Report the count of lines holding "start" in the records, with no other words.

> [Figure collection entries]
★ ★ ★ ★ ★ ★ ★

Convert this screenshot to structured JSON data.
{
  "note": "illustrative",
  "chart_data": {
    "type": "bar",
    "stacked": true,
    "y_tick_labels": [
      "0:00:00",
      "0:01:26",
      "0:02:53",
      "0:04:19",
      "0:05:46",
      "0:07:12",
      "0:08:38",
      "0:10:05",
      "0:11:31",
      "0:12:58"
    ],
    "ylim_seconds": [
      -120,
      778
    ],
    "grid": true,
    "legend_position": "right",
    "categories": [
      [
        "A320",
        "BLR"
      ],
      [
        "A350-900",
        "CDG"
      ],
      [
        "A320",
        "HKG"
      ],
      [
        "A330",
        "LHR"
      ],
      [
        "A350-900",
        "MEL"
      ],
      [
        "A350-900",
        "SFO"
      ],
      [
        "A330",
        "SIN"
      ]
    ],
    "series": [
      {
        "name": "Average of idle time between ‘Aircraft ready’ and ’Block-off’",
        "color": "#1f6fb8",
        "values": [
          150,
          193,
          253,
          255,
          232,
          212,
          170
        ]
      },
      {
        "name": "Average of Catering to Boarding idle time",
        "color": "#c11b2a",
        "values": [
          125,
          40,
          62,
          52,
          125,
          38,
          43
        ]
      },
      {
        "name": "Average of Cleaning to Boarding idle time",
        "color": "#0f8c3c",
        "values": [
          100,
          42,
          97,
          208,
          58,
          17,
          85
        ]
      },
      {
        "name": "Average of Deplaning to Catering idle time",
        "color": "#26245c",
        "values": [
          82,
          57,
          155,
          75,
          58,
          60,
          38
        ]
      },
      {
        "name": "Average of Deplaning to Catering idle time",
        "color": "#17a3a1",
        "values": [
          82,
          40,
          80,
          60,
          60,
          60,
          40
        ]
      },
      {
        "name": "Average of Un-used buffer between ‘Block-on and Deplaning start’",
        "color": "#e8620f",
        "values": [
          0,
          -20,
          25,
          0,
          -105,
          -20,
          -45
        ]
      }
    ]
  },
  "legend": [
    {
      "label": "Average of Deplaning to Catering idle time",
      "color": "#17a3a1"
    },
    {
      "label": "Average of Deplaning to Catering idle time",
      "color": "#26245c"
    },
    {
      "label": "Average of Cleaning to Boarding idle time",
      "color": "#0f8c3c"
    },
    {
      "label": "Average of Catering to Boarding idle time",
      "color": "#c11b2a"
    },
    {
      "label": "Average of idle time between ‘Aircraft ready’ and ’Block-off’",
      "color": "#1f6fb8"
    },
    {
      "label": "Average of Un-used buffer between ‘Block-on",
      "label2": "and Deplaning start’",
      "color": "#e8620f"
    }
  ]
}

★ ★ ★ ★ ★ ★ ★

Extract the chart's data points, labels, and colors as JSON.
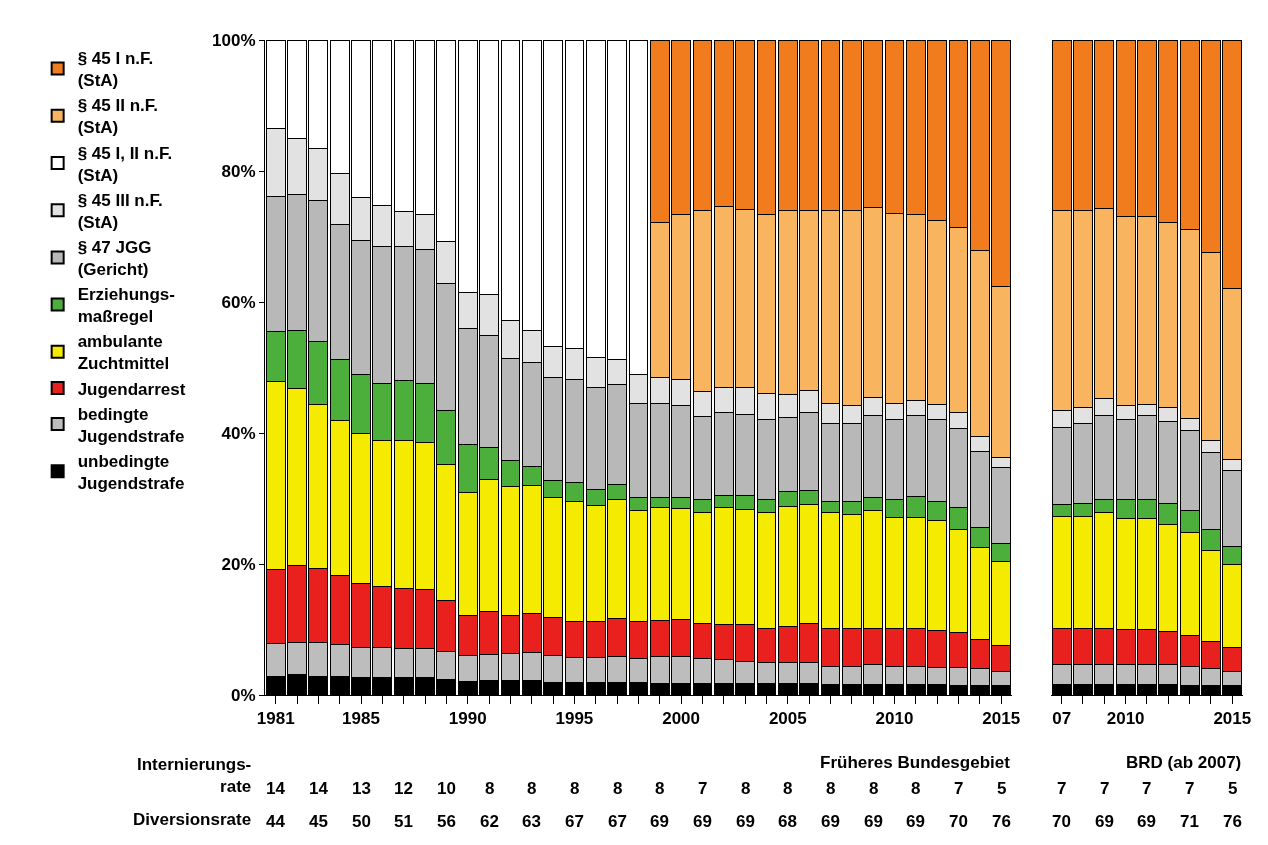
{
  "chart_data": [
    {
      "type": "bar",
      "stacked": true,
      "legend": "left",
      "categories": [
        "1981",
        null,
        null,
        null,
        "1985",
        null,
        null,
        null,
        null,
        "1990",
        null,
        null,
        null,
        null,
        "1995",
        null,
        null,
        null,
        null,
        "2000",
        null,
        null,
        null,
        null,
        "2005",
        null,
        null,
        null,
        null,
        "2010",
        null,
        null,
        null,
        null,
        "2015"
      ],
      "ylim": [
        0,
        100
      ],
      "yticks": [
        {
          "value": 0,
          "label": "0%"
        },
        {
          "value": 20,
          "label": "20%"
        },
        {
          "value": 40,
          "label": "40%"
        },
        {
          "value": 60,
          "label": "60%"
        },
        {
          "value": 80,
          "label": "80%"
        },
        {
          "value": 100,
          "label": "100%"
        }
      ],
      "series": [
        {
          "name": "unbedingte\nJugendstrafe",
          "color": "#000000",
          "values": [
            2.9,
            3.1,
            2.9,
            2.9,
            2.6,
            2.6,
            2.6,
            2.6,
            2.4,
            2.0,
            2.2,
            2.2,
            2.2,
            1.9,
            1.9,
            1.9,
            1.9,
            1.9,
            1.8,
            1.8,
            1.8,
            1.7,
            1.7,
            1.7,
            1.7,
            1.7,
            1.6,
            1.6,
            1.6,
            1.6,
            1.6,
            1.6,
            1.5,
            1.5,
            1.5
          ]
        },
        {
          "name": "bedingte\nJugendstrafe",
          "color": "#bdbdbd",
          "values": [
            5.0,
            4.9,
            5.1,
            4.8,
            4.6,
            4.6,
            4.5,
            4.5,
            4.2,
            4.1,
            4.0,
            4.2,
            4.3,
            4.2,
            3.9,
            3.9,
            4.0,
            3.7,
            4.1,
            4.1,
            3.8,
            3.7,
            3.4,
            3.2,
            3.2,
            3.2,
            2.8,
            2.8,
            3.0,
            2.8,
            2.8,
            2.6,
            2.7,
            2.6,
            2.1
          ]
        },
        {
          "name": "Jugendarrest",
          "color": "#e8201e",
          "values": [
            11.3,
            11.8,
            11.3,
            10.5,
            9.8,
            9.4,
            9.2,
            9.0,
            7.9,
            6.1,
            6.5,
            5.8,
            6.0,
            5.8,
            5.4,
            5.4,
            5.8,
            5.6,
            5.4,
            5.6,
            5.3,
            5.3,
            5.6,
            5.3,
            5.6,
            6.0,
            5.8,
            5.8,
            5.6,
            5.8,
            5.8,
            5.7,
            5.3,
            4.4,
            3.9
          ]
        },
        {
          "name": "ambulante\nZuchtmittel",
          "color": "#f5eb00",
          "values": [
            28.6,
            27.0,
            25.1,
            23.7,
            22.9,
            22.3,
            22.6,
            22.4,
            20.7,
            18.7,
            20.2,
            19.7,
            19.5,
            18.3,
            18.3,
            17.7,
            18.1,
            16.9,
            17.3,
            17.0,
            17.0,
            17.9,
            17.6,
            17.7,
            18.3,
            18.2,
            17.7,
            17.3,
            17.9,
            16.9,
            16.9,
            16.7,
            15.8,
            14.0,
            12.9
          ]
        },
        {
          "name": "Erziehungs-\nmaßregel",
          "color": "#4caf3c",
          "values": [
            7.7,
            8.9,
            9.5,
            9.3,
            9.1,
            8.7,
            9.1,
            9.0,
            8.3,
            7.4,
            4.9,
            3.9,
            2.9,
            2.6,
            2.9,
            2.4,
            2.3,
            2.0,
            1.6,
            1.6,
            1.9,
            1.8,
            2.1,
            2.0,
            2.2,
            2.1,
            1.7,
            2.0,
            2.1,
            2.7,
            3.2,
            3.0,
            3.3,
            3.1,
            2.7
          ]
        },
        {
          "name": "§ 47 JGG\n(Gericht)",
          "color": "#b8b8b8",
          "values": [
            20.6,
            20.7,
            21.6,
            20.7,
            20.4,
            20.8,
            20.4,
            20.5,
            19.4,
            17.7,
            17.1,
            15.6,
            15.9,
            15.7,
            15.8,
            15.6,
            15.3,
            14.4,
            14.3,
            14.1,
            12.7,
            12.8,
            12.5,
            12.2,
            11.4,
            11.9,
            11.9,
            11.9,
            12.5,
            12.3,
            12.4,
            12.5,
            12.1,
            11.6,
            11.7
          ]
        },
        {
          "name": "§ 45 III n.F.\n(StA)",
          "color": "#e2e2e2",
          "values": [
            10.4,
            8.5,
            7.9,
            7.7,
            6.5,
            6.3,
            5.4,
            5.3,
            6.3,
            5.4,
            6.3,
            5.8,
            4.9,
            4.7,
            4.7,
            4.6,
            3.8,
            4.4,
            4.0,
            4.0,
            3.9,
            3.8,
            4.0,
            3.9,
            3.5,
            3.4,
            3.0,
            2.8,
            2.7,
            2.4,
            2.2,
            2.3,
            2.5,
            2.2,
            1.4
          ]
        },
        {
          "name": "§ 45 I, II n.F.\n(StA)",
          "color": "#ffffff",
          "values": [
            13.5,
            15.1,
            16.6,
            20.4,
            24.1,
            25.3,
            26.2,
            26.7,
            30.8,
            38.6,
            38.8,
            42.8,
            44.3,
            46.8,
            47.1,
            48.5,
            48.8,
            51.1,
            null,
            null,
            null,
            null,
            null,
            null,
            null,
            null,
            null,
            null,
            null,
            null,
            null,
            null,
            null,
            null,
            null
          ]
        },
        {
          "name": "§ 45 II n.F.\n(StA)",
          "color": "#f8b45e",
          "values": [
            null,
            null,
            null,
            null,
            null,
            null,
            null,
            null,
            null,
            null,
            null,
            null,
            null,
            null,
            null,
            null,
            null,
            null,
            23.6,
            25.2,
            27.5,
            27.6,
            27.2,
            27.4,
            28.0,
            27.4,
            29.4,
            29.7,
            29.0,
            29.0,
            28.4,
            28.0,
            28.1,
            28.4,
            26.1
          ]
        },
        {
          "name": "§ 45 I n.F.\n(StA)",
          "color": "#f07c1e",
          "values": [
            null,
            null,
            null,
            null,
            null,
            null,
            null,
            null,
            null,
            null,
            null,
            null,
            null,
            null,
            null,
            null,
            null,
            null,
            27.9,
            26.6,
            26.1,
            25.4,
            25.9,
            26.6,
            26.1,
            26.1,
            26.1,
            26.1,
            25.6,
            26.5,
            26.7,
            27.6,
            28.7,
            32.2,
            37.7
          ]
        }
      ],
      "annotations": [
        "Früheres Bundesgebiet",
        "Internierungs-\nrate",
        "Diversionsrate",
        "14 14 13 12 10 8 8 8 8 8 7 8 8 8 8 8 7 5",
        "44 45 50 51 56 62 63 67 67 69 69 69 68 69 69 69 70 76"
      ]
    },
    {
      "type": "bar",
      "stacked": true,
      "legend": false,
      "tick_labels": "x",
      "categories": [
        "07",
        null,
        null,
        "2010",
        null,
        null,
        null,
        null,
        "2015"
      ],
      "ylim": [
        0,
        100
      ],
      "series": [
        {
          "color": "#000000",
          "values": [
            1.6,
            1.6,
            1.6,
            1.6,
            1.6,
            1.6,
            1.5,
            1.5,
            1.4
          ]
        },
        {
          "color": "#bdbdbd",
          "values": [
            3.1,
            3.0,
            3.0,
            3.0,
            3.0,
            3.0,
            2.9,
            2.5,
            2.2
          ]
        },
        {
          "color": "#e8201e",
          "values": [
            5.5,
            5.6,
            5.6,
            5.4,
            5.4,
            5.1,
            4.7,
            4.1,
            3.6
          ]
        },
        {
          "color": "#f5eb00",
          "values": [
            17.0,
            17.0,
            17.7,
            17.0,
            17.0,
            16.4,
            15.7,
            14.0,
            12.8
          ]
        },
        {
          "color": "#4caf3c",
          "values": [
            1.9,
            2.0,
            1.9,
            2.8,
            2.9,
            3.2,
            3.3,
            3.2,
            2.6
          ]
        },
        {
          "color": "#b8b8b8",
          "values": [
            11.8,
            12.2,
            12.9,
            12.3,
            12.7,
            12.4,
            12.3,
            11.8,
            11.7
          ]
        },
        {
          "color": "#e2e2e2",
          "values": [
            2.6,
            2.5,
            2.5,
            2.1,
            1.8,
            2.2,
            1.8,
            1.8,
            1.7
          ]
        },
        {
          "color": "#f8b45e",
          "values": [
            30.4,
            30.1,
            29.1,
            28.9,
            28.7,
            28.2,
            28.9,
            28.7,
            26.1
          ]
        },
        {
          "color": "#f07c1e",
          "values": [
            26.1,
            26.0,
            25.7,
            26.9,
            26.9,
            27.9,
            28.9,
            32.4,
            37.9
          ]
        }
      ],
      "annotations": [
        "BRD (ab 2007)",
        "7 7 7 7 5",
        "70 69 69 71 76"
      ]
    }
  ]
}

★ ★ ★ ★ ★ ★ ★

> [OUTPUT OF THE TASK]
2